[Set task]
Drop the images; return everything else in the listing below exactly.

"""

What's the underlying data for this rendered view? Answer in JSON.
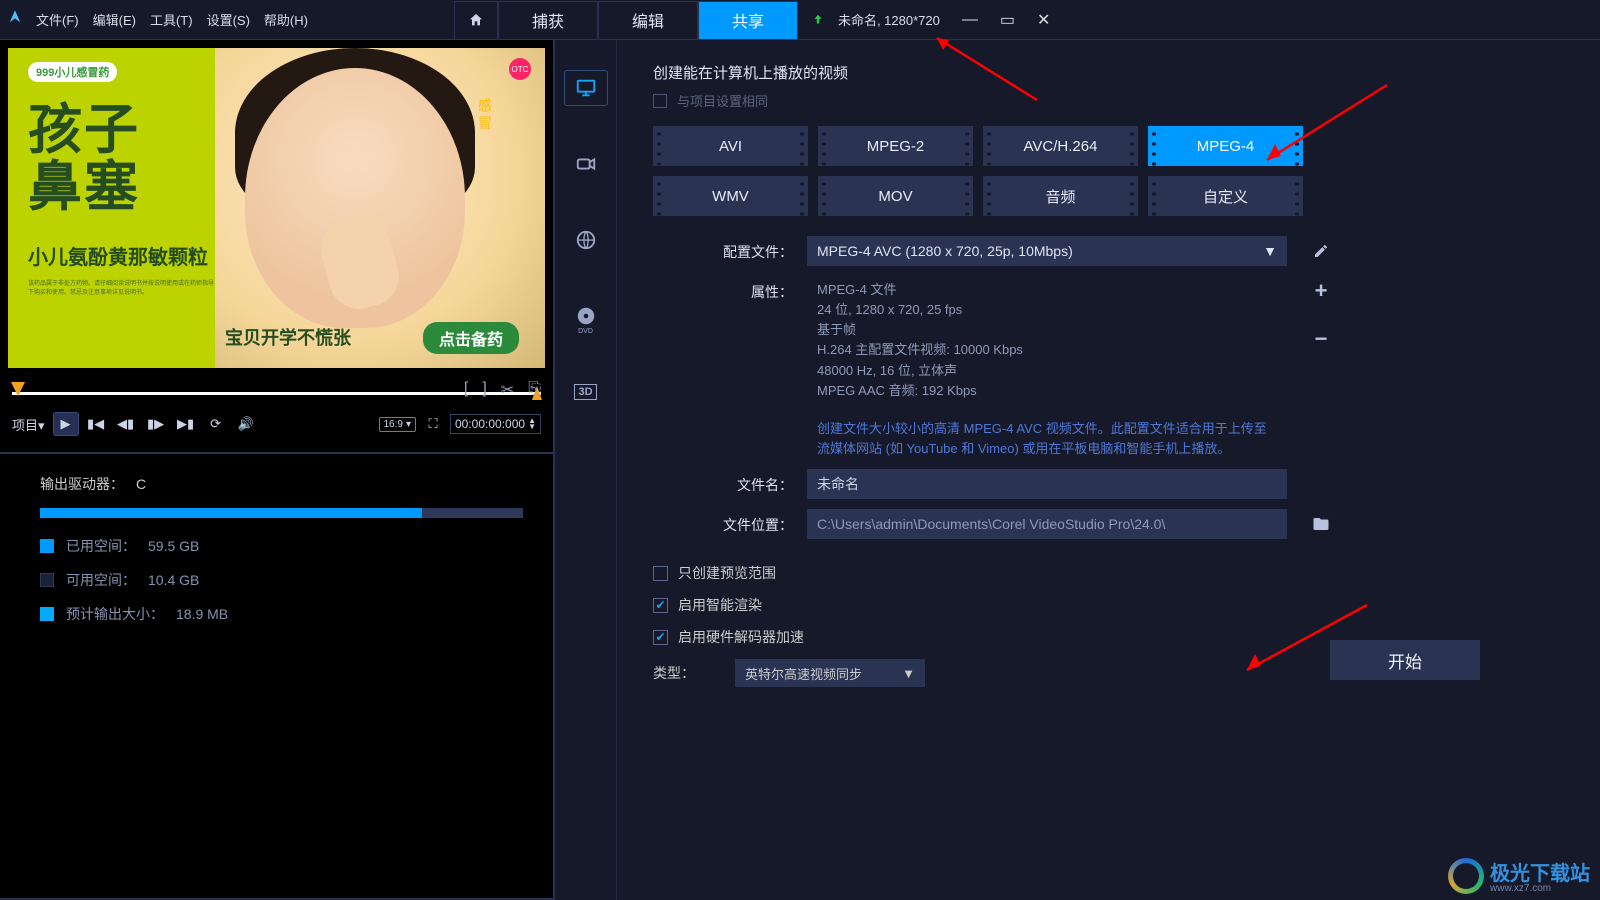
{
  "menu": {
    "file": "文件(F)",
    "edit": "编辑(E)",
    "tools": "工具(T)",
    "settings": "设置(S)",
    "help": "帮助(H)"
  },
  "tabs": {
    "capture": "捕获",
    "edit": "编辑",
    "share": "共享"
  },
  "project_label": "未命名, 1280*720",
  "preview": {
    "brand": "999小儿感冒药",
    "title_line1": "孩子",
    "title_line2": "鼻塞",
    "subtitle": "小儿氨酚黄那敏颗粒",
    "fineprint": "该药品属于非处方药物。请仔细阅读说明书并按说明使用或在药师指导下购买和使用。禁忌及注意事项详见说明书。",
    "tagline": "宝贝开学不慌张",
    "cta": "点击备药",
    "otc": "OTC",
    "capsule": "感 冒"
  },
  "player": {
    "label": "项目",
    "aspect": "16:9",
    "timecode": "00:00:00:000"
  },
  "drive": {
    "label": "输出驱动器：",
    "letter": "C",
    "used_label": "已用空间：",
    "used_value": "59.5 GB",
    "free_label": "可用空间：",
    "free_value": "10.4 GB",
    "est_label": "预计输出大小：",
    "est_value": "18.9 MB"
  },
  "share": {
    "heading": "创建能在计算机上播放的视频",
    "same_as_project": "与项目设置相同",
    "formats": {
      "avi": "AVI",
      "mpeg2": "MPEG-2",
      "avc": "AVC/H.264",
      "mpeg4": "MPEG-4",
      "wmv": "WMV",
      "mov": "MOV",
      "audio": "音频",
      "custom": "自定义"
    },
    "profile_label": "配置文件：",
    "profile_value": "MPEG-4 AVC (1280 x 720, 25p, 10Mbps)",
    "props_label": "属性：",
    "props": {
      "l1": "MPEG-4 文件",
      "l2": "24 位, 1280 x 720, 25 fps",
      "l3": "基于帧",
      "l4": "H.264 主配置文件视频: 10000 Kbps",
      "l5": "48000 Hz, 16 位, 立体声",
      "l6": "MPEG AAC 音频: 192 Kbps"
    },
    "desc": "创建文件大小较小的高清 MPEG-4 AVC 视频文件。此配置文件适合用于上传至流媒体网站 (如 YouTube 和 Vimeo) 或用在平板电脑和智能手机上播放。",
    "filename_label": "文件名：",
    "filename_value": "未命名",
    "filepath_label": "文件位置：",
    "filepath_value": "C:\\Users\\admin\\Documents\\Corel VideoStudio Pro\\24.0\\",
    "opt_preview_only": "只创建预览范围",
    "opt_smart_render": "启用智能渲染",
    "opt_hw_decode": "启用硬件解码器加速",
    "type_label": "类型：",
    "type_value": "英特尔高速视频同步",
    "start": "开始"
  },
  "watermark": {
    "name": "极光下载站",
    "url": "www.xz7.com"
  }
}
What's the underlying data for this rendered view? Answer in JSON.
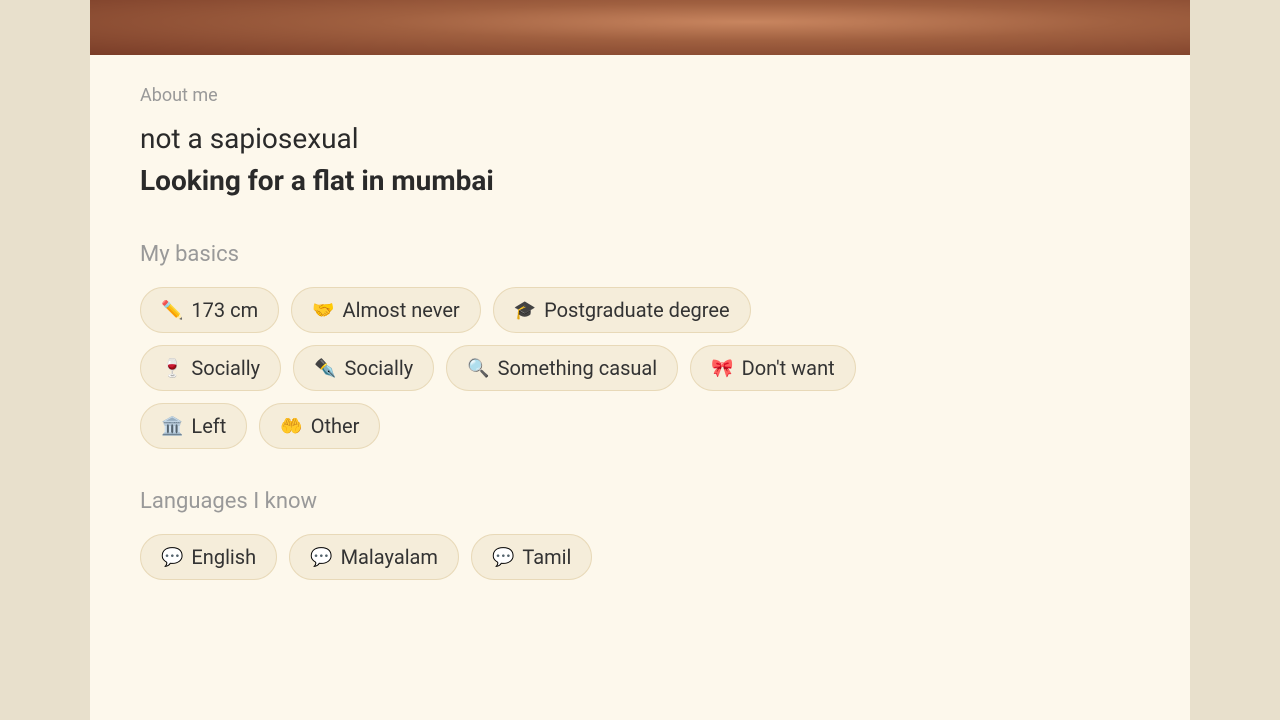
{
  "hero": {
    "alt": "Profile photo"
  },
  "about": {
    "section_label": "About me",
    "line1": "not a sapiosexual",
    "line2": "Looking for a flat in mumbai"
  },
  "basics": {
    "title": "My basics",
    "tags": [
      {
        "icon": "✏️",
        "label": "173 cm"
      },
      {
        "icon": "🤝",
        "label": "Almost never"
      },
      {
        "icon": "🎓",
        "label": "Postgraduate degree"
      },
      {
        "icon": "🍷",
        "label": "Socially"
      },
      {
        "icon": "✒️",
        "label": "Socially"
      },
      {
        "icon": "🔍",
        "label": "Something casual"
      },
      {
        "icon": "🎀",
        "label": "Don't want"
      },
      {
        "icon": "🏛️",
        "label": "Left"
      },
      {
        "icon": "🤲",
        "label": "Other"
      }
    ]
  },
  "languages": {
    "title": "Languages I know",
    "tags": [
      {
        "icon": "💬",
        "label": "English"
      },
      {
        "icon": "💬",
        "label": "Malayalam"
      },
      {
        "icon": "💬",
        "label": "Tamil"
      }
    ]
  }
}
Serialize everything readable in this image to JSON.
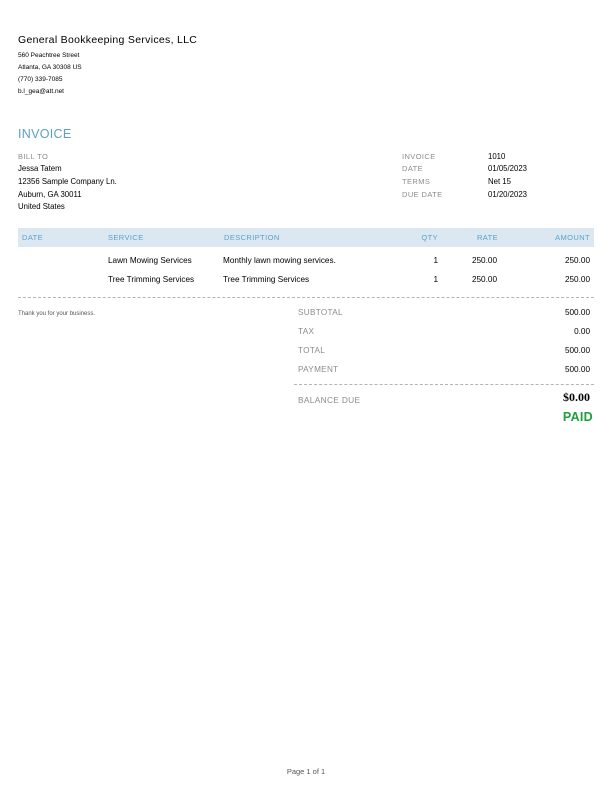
{
  "company": {
    "name": "General Bookkeeping Services, LLC",
    "address_line1": "560 Peachtree Street",
    "address_line2": "Atlanta, GA  30308 US",
    "phone": "(770) 339-7085",
    "email": "b.l_gea@att.net"
  },
  "invoice_title": "INVOICE",
  "bill_to": {
    "label": "BILL TO",
    "name": "Jessa Tatem",
    "company": "12356 Sample Company Ln.",
    "city": "Auburn, GA 30011",
    "country": "United States"
  },
  "meta": {
    "invoice_label": "INVOICE",
    "invoice_value": "1010",
    "date_label": "DATE",
    "date_value": "01/05/2023",
    "terms_label": "TERMS",
    "terms_value": "Net 15",
    "due_date_label": "DUE DATE",
    "due_date_value": "01/20/2023"
  },
  "table": {
    "headers": [
      "DATE",
      "SERVICE",
      "DESCRIPTION",
      "QTY",
      "RATE",
      "AMOUNT"
    ],
    "rows": [
      {
        "date": "",
        "service": "Lawn Mowing Services",
        "description": "Monthly lawn mowing services.",
        "qty": "1",
        "rate": "250.00",
        "amount": "250.00"
      },
      {
        "date": "",
        "service": "Tree Trimming Services",
        "description": "Tree Trimming Services",
        "qty": "1",
        "rate": "250.00",
        "amount": "250.00"
      }
    ]
  },
  "thanks_message": "Thank you for your business.",
  "totals": {
    "subtotal_label": "SUBTOTAL",
    "subtotal_value": "500.00",
    "tax_label": "TAX",
    "tax_value": "0.00",
    "total_label": "TOTAL",
    "total_value": "500.00",
    "payment_label": "PAYMENT",
    "payment_value": "500.00",
    "balance_label": "BALANCE DUE",
    "balance_value": "$0.00",
    "status": "PAID"
  },
  "colors": {
    "accent": "#5ba0c8",
    "table_header_bg": "#dce8f1",
    "paid": "#1e9e3c",
    "label_gray": "#8c8c8c"
  },
  "footer": {
    "page": "Page 1 of 1"
  }
}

"""

[The response]
What's the underlying data for this rendered view? Answer in JSON.
{
  "menu": {
    "file": "文件(F)",
    "edit": "编辑(E)",
    "tools": "工具(T)",
    "settings": "设置(S)",
    "help": "帮助(H)"
  },
  "tabs": {
    "capture": "捕获",
    "edit": "编辑",
    "share": "共享"
  },
  "project_label": "未命名, 1280*720",
  "preview": {
    "brand": "999小儿感冒药",
    "title_line1": "孩子",
    "title_line2": "鼻塞",
    "subtitle": "小儿氨酚黄那敏颗粒",
    "fineprint": "该药品属于非处方药物。请仔细阅读说明书并按说明使用或在药师指导下购买和使用。禁忌及注意事项详见说明书。",
    "tagline": "宝贝开学不慌张",
    "cta": "点击备药",
    "otc": "OTC",
    "capsule": "感 冒"
  },
  "player": {
    "label": "项目",
    "aspect": "16:9",
    "timecode": "00:00:00:000"
  },
  "drive": {
    "label": "输出驱动器：",
    "letter": "C",
    "used_label": "已用空间：",
    "used_value": "59.5 GB",
    "free_label": "可用空间：",
    "free_value": "10.4 GB",
    "est_label": "预计输出大小：",
    "est_value": "18.9 MB"
  },
  "share": {
    "heading": "创建能在计算机上播放的视频",
    "same_as_project": "与项目设置相同",
    "formats": {
      "avi": "AVI",
      "mpeg2": "MPEG-2",
      "avc": "AVC/H.264",
      "mpeg4": "MPEG-4",
      "wmv": "WMV",
      "mov": "MOV",
      "audio": "音频",
      "custom": "自定义"
    },
    "profile_label": "配置文件：",
    "profile_value": "MPEG-4 AVC (1280 x 720, 25p, 10Mbps)",
    "props_label": "属性：",
    "props": {
      "l1": "MPEG-4 文件",
      "l2": "24 位, 1280 x 720, 25 fps",
      "l3": "基于帧",
      "l4": "H.264 主配置文件视频: 10000 Kbps",
      "l5": "48000 Hz, 16 位, 立体声",
      "l6": "MPEG AAC 音频: 192 Kbps"
    },
    "desc": "创建文件大小较小的高清 MPEG-4 AVC 视频文件。此配置文件适合用于上传至流媒体网站 (如 YouTube 和 Vimeo) 或用在平板电脑和智能手机上播放。",
    "filename_label": "文件名：",
    "filename_value": "未命名",
    "filepath_label": "文件位置：",
    "filepath_value": "C:\\Users\\admin\\Documents\\Corel VideoStudio Pro\\24.0\\",
    "opt_preview_only": "只创建预览范围",
    "opt_smart_render": "启用智能渲染",
    "opt_hw_decode": "启用硬件解码器加速",
    "type_label": "类型：",
    "type_value": "英特尔高速视频同步",
    "start": "开始"
  },
  "watermark": {
    "name": "极光下载站",
    "url": "www.xz7.com"
  }
}
What's the underlying data for this rendered view? Answer in JSON.
{
  "hero": {
    "alt": "Profile photo"
  },
  "about": {
    "section_label": "About me",
    "line1": "not a sapiosexual",
    "line2": "Looking for a flat in mumbai"
  },
  "basics": {
    "title": "My basics",
    "tags": [
      {
        "icon": "✏️",
        "label": "173 cm"
      },
      {
        "icon": "🤝",
        "label": "Almost never"
      },
      {
        "icon": "🎓",
        "label": "Postgraduate degree"
      },
      {
        "icon": "🍷",
        "label": "Socially"
      },
      {
        "icon": "✒️",
        "label": "Socially"
      },
      {
        "icon": "🔍",
        "label": "Something casual"
      },
      {
        "icon": "🎀",
        "label": "Don't want"
      },
      {
        "icon": "🏛️",
        "label": "Left"
      },
      {
        "icon": "🤲",
        "label": "Other"
      }
    ]
  },
  "languages": {
    "title": "Languages I know",
    "tags": [
      {
        "icon": "💬",
        "label": "English"
      },
      {
        "icon": "💬",
        "label": "Malayalam"
      },
      {
        "icon": "💬",
        "label": "Tamil"
      }
    ]
  }
}
Serialize everything readable in this image to JSON.
{
  "company": {
    "name": "General Bookkeeping Services, LLC",
    "address_line1": "560 Peachtree Street",
    "address_line2": "Atlanta, GA  30308 US",
    "phone": "(770) 339-7085",
    "email": "b.l_gea@att.net"
  },
  "invoice_title": "INVOICE",
  "bill_to": {
    "label": "BILL TO",
    "name": "Jessa Tatem",
    "company": "12356 Sample Company Ln.",
    "city": "Auburn, GA 30011",
    "country": "United States"
  },
  "meta": {
    "invoice_label": "INVOICE",
    "invoice_value": "1010",
    "date_label": "DATE",
    "date_value": "01/05/2023",
    "terms_label": "TERMS",
    "terms_value": "Net 15",
    "due_date_label": "DUE DATE",
    "due_date_value": "01/20/2023"
  },
  "table": {
    "headers": [
      "DATE",
      "SERVICE",
      "DESCRIPTION",
      "QTY",
      "RATE",
      "AMOUNT"
    ],
    "rows": [
      {
        "date": "",
        "service": "Lawn Mowing Services",
        "description": "Monthly lawn mowing services.",
        "qty": "1",
        "rate": "250.00",
        "amount": "250.00"
      },
      {
        "date": "",
        "service": "Tree Trimming Services",
        "description": "Tree Trimming Services",
        "qty": "1",
        "rate": "250.00",
        "amount": "250.00"
      }
    ]
  },
  "thanks_message": "Thank you for your business.",
  "totals": {
    "subtotal_label": "SUBTOTAL",
    "subtotal_value": "500.00",
    "tax_label": "TAX",
    "tax_value": "0.00",
    "total_label": "TOTAL",
    "total_value": "500.00",
    "payment_label": "PAYMENT",
    "payment_value": "500.00",
    "balance_label": "BALANCE DUE",
    "balance_value": "$0.00",
    "status": "PAID"
  },
  "colors": {
    "accent": "#5ba0c8",
    "table_header_bg": "#dce8f1",
    "paid": "#1e9e3c",
    "label_gray": "#8c8c8c"
  },
  "footer": {
    "page": "Page 1 of 1"
  }
}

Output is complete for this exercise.